§ EXERCISE: Each line should be copied exactly.
::: EXTRACTED DATA
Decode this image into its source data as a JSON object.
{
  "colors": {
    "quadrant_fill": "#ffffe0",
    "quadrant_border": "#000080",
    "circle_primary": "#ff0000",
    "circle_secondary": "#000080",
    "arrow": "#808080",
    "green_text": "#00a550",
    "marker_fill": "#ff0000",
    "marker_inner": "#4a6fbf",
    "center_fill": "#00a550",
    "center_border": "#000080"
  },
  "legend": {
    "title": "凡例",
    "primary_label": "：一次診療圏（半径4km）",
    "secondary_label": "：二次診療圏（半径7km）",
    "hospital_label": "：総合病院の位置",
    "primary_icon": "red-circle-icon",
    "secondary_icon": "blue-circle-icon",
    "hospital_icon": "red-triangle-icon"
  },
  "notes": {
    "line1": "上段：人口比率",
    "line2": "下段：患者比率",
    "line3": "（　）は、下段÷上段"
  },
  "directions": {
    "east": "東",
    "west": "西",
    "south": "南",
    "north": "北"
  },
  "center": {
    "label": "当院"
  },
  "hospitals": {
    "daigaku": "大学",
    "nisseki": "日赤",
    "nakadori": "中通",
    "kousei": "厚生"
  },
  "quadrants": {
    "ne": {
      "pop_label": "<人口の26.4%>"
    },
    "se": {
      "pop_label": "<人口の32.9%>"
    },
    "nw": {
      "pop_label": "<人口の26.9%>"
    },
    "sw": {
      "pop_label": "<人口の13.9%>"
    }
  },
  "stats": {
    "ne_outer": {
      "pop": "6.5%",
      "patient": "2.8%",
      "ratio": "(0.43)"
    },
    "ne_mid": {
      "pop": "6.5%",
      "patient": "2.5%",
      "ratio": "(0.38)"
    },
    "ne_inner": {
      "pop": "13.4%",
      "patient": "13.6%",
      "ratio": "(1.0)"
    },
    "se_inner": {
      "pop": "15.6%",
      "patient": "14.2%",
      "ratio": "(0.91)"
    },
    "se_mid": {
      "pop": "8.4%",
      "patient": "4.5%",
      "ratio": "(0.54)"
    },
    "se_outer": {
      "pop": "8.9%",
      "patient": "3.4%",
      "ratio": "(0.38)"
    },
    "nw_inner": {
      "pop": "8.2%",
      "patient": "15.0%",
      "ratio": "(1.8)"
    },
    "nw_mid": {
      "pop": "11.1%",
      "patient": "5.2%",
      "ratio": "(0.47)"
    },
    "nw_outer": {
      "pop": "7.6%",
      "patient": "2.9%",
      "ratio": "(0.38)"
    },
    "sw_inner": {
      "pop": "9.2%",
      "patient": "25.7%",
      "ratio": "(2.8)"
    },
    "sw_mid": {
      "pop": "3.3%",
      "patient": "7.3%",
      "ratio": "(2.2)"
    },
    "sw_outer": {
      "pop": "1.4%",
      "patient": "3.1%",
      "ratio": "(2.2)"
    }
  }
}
::::::
§ EXERCISE RESULT:
Decode this image into its source data as a JSON object.
{
  "colors": {
    "quadrant_fill": "#ffffe0",
    "quadrant_border": "#000080",
    "circle_primary": "#ff0000",
    "circle_secondary": "#000080",
    "arrow": "#808080",
    "green_text": "#00a550",
    "marker_fill": "#ff0000",
    "marker_inner": "#4a6fbf",
    "center_fill": "#00a550",
    "center_border": "#000080"
  },
  "legend": {
    "title": "凡例",
    "primary_label": "：一次診療圏（半径4km）",
    "secondary_label": "：二次診療圏（半径7km）",
    "hospital_label": "：総合病院の位置",
    "primary_icon": "red-circle-icon",
    "secondary_icon": "blue-circle-icon",
    "hospital_icon": "red-triangle-icon"
  },
  "notes": {
    "line1": "上段：人口比率",
    "line2": "下段：患者比率",
    "line3": "（　）は、下段÷上段"
  },
  "directions": {
    "east": "東",
    "west": "西",
    "south": "南",
    "north": "北"
  },
  "center": {
    "label": "当院"
  },
  "hospitals": {
    "daigaku": "大学",
    "nisseki": "日赤",
    "nakadori": "中通",
    "kousei": "厚生"
  },
  "quadrants": {
    "ne": {
      "pop_label": "<人口の26.4%>"
    },
    "se": {
      "pop_label": "<人口の32.9%>"
    },
    "nw": {
      "pop_label": "<人口の26.9%>"
    },
    "sw": {
      "pop_label": "<人口の13.9%>"
    }
  },
  "stats": {
    "ne_outer": {
      "pop": "6.5%",
      "patient": "2.8%",
      "ratio": "(0.43)"
    },
    "ne_mid": {
      "pop": "6.5%",
      "patient": "2.5%",
      "ratio": "(0.38)"
    },
    "ne_inner": {
      "pop": "13.4%",
      "patient": "13.6%",
      "ratio": "(1.0)"
    },
    "se_inner": {
      "pop": "15.6%",
      "patient": "14.2%",
      "ratio": "(0.91)"
    },
    "se_mid": {
      "pop": "8.4%",
      "patient": "4.5%",
      "ratio": "(0.54)"
    },
    "se_outer": {
      "pop": "8.9%",
      "patient": "3.4%",
      "ratio": "(0.38)"
    },
    "nw_inner": {
      "pop": "8.2%",
      "patient": "15.0%",
      "ratio": "(1.8)"
    },
    "nw_mid": {
      "pop": "11.1%",
      "patient": "5.2%",
      "ratio": "(0.47)"
    },
    "nw_outer": {
      "pop": "7.6%",
      "patient": "2.9%",
      "ratio": "(0.38)"
    },
    "sw_inner": {
      "pop": "9.2%",
      "patient": "25.7%",
      "ratio": "(2.8)"
    },
    "sw_mid": {
      "pop": "3.3%",
      "patient": "7.3%",
      "ratio": "(2.2)"
    },
    "sw_outer": {
      "pop": "1.4%",
      "patient": "3.1%",
      "ratio": "(2.2)"
    }
  }
}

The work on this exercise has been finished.